Formerly known as Phil Ade (with an accent on the E), our Silver Springs, Maryland rapper featured in this review decided to rebrand and repackage himself as simply Ade (again with that accent over the E). The timing to do so appears to be good as his HighRes imprint just landed distribution through Epic Records, with the “Always Something” EP being the first release to drop through the new partnership. Although press releases announcing albums and record label deals are a dime a dozen, the fact Ade inserted his own philosophical musings about “Always Something” into it helped it stand out from the crowd.

“As I was recording, I kept thinking about the phrase ‘Always Something’. I found a deeper meaning. In life, you’re met with negatives, and you’re met with positives. From my experience, I’ve always been able to have more peace and progress when I am focused on whatever good is going on in my life. When it seems like everything going on is negative, it’s easier to move forward when you are focused on the upside. There’s ‘Always Something’ to remain positive about.

The raspy voiced Ade also caught me by surprise with his punchlines on the opening track “Play Something” including raps like “Niggaz tellin me Goku/me I’m Piccolo, I get to my green through these ProTrools” and “You couldn’t Style P if you was in a group with The LOX”. Even though the song is a snack sized two minutes long, it was a nice hors d’oeuvre preparing me for the 17 minutes to follow. With that much talent though I was a bit surprised to find Ade relying on so many guest stars on his EP — surprised and slightly disappointed by “Something New.” Despite the name neither Lil Baby nor the AutoTuned singing on the track are anything we haven’t heard before.

Ade’s not giving up on his “Something” theme scheme though, and he rebounds nicely from the second track on “Something From Nothin” featuring Rich The Kid. While it’s a mostly braggadocio boasting duet, the booming bass and slickness of their “Tokyo to Tennessee” toasting gives this song immediate whip appeal. I highly recommend it.

**YOUR OBJECTIVE**: Pick up the review of Ade's "Always Something" EP where it stops, and continue it in the same voice.

**EXTRACTED ENTRIES**:
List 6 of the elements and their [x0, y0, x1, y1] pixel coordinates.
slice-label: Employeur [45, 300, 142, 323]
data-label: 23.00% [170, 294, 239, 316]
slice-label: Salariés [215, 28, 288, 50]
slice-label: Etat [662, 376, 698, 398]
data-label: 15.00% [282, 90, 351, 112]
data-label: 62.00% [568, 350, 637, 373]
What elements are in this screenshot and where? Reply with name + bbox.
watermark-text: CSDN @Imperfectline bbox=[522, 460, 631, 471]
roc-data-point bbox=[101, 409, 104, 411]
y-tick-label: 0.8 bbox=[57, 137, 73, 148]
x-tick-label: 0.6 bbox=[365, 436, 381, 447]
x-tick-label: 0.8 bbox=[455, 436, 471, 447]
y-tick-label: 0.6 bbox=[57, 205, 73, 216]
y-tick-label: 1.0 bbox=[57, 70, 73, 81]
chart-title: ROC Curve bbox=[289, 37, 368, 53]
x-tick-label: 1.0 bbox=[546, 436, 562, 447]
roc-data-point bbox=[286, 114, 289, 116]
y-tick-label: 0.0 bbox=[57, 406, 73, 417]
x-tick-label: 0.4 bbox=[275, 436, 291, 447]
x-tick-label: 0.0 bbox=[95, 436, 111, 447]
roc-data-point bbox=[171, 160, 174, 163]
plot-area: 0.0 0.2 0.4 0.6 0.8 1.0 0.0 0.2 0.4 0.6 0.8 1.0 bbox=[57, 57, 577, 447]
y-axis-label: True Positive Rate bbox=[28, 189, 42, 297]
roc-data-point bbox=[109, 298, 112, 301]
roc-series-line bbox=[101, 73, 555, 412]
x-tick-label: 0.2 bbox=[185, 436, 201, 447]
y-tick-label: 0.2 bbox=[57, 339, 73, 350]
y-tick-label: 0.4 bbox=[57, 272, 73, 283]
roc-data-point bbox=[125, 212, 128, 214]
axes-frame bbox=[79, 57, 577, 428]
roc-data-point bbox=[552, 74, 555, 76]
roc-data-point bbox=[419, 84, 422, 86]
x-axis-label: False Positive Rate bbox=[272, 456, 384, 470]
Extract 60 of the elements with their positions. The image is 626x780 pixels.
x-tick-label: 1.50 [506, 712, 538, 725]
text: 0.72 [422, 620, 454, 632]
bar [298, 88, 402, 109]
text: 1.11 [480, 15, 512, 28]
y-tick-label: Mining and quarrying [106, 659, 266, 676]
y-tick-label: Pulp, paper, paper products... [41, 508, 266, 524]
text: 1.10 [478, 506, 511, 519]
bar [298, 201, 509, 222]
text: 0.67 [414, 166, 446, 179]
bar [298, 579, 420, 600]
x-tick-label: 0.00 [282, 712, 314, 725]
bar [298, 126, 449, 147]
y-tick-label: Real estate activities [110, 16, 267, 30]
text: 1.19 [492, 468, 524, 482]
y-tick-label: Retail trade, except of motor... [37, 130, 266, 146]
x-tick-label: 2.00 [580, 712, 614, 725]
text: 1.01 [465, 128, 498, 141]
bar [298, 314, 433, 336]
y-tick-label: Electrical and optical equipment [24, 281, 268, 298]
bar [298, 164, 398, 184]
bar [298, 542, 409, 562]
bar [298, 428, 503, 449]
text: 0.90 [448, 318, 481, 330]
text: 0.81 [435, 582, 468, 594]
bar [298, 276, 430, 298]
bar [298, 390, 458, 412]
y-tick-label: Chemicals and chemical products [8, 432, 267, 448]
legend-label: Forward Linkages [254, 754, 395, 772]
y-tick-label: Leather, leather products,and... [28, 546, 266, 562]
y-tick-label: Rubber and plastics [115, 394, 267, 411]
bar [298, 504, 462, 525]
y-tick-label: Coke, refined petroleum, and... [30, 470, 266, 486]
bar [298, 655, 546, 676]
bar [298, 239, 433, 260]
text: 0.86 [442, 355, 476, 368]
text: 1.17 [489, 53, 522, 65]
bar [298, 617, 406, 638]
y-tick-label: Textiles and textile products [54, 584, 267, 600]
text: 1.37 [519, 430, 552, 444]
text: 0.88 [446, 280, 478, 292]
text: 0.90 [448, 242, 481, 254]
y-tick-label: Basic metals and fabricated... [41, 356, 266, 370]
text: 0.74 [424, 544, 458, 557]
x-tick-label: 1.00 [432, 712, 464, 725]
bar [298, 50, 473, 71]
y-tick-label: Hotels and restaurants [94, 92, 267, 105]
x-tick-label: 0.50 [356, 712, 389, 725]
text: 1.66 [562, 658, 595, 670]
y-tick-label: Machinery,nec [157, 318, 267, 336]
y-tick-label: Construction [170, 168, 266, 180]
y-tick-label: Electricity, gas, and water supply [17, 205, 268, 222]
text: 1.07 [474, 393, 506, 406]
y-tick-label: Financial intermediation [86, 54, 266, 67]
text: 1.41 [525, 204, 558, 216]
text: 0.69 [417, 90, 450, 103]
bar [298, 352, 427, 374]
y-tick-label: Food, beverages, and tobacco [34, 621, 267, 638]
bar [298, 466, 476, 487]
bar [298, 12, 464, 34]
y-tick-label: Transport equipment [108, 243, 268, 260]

**ANSWER SPACE**:
The rest of the EP maintains this base level of quality, though only “Something’s Up” allows Ade to shine on his own. There’s something to be said for rappers who sing their hooks without using AutoTune, because the track is charming without any enhancement. After that the guest stars take over the presentation again, from hip-hop’s perennial screaming hype man Fatman Scoop on “Something Sweet” to international crossover superstars GoldLink and Wale on “Something Real.”

If I’m being honest with you the major label connect Ade has here comes off a little heavy handed. He’s got the right beats but they are exactly the right beats. He’s got the right guests but they are exactly the right guests. As good as “Always Something” is I can’t shake the feeling that this is taking a regionally successful DMV rapper and repackaging him in a very manufactured and calculated way. I’m not saying that it has resulted in bad or unlistenable music, but you may find in time it becomes interchangeable with the very guest stars featured on it. That’s a shame really because on at least two of these tracks Ade proves he’s got star quality charisma WITHOUT all of the major label trappings and guaranteed to blow up cameos. Time will tell.